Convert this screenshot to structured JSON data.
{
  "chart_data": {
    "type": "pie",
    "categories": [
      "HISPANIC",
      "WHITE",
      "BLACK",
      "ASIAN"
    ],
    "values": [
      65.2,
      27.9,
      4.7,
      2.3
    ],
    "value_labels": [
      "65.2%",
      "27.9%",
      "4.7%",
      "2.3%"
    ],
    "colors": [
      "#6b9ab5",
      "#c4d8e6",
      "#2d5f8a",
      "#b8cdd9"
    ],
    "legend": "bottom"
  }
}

-- -- --

The request: Retype every record above exactly as written.

Finished answer:
Convert this screenshot to structured JSON data.
{
  "chart_data": {
    "type": "pie",
    "categories": [
      "HISPANIC",
      "WHITE",
      "BLACK",
      "ASIAN"
    ],
    "values": [
      65.2,
      27.9,
      4.7,
      2.3
    ],
    "value_labels": [
      "65.2%",
      "27.9%",
      "4.7%",
      "2.3%"
    ],
    "colors": [
      "#6b9ab5",
      "#c4d8e6",
      "#2d5f8a",
      "#b8cdd9"
    ],
    "legend": "bottom"
  }
}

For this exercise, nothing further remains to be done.